■ **Written exercise**: Search the data for the word "بيعان". Reproduce every line where it is found.

■ **The records**:
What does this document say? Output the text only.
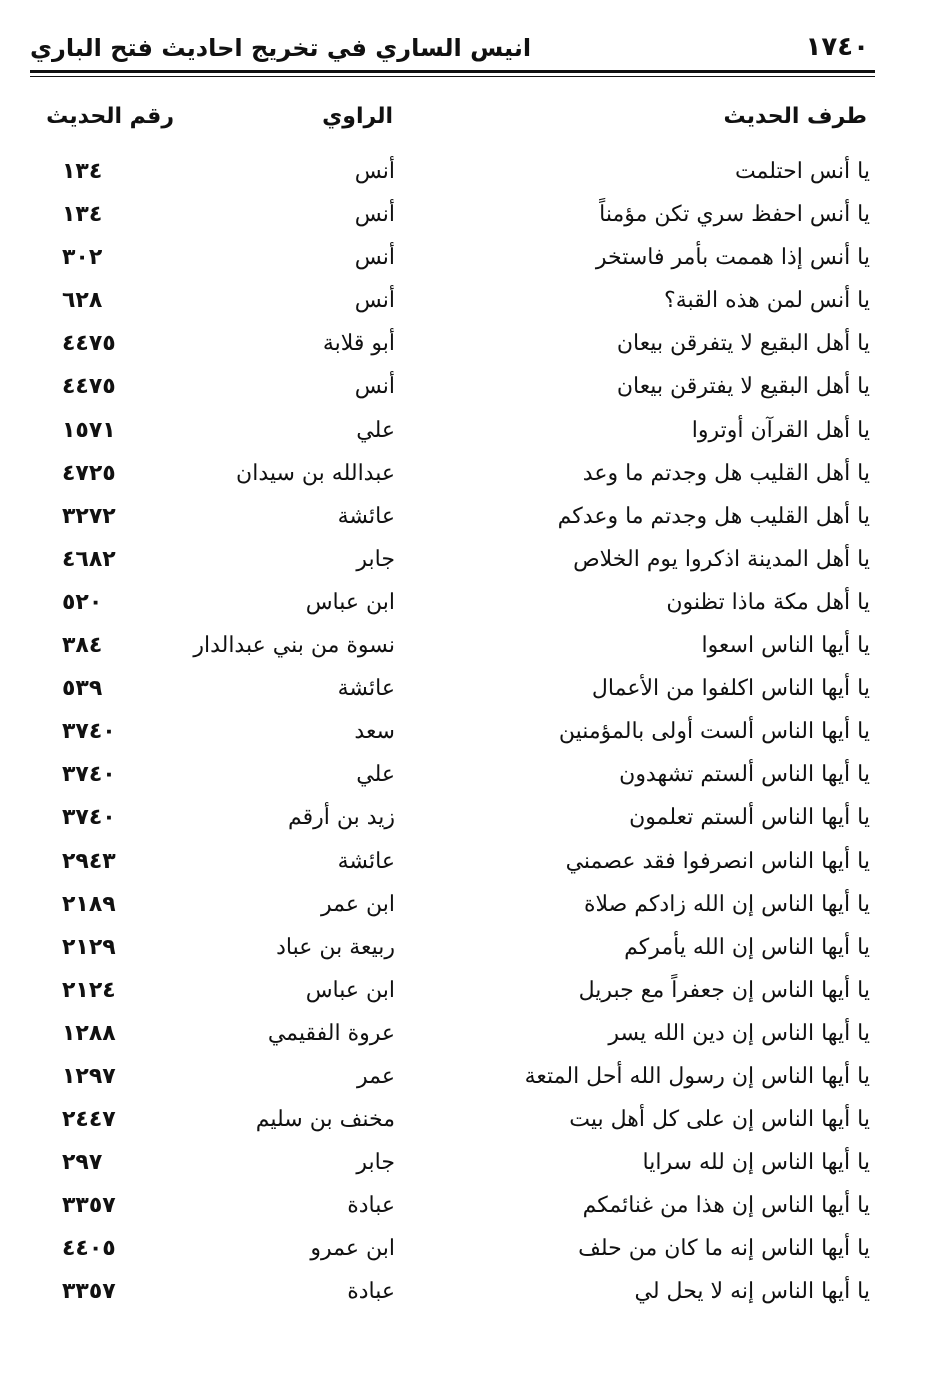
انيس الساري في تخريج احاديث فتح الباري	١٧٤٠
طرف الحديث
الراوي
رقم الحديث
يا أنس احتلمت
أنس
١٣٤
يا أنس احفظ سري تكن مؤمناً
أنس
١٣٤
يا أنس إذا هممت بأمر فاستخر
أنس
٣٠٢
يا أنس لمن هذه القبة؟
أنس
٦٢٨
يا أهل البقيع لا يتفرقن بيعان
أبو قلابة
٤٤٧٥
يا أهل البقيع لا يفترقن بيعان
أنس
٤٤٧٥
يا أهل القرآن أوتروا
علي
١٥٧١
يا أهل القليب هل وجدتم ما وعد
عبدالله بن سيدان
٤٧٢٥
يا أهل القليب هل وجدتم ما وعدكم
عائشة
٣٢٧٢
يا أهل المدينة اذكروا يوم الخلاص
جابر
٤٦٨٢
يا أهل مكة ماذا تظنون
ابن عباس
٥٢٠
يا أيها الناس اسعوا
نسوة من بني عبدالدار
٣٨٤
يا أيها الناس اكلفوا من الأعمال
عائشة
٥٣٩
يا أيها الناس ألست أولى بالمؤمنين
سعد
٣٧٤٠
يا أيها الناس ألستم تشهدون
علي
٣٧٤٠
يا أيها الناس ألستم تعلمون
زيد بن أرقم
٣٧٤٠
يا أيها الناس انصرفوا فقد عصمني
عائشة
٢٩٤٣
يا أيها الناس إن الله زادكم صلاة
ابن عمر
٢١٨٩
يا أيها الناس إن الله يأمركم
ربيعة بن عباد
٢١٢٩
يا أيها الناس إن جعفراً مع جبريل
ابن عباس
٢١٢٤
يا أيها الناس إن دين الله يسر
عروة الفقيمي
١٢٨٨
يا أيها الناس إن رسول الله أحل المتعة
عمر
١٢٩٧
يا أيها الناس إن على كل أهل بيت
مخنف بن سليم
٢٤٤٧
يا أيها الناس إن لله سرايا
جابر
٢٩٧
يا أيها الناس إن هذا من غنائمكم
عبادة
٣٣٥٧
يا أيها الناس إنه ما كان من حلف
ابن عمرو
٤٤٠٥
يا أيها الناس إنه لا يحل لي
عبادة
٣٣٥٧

==

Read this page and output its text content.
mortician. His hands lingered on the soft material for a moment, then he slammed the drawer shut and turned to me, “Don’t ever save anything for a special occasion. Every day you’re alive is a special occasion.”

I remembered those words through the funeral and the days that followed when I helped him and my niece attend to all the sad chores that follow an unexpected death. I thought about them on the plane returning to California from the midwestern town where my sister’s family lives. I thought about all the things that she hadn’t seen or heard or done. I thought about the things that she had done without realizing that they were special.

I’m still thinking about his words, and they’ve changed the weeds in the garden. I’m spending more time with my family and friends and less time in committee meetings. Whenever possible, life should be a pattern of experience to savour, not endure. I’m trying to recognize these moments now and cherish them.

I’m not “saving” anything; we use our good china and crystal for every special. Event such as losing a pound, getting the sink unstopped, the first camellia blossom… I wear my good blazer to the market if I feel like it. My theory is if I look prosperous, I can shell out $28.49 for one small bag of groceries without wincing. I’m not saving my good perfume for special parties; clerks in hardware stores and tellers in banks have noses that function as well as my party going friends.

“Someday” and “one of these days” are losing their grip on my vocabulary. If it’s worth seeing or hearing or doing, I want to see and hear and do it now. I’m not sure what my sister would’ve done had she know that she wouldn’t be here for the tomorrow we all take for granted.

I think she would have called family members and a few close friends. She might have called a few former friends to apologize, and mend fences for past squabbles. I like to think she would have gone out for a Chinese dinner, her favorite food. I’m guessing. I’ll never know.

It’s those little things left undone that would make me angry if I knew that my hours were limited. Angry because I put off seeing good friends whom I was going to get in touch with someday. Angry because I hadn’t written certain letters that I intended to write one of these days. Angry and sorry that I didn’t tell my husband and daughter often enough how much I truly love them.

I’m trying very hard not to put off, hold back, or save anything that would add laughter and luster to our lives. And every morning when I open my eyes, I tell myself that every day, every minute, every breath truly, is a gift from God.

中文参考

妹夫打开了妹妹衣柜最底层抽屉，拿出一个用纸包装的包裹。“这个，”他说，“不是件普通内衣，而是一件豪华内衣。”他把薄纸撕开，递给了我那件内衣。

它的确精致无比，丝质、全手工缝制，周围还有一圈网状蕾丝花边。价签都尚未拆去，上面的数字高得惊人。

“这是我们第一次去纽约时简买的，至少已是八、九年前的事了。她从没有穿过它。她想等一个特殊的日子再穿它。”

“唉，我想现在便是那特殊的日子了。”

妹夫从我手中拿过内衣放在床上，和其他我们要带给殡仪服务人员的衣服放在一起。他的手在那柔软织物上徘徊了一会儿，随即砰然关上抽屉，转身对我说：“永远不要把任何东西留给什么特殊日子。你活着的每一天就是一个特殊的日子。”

■ **Written response**:
يا أهل البقيع لا يتفرقن بيعان
يا أهل البقيع لا يفترقن بيعان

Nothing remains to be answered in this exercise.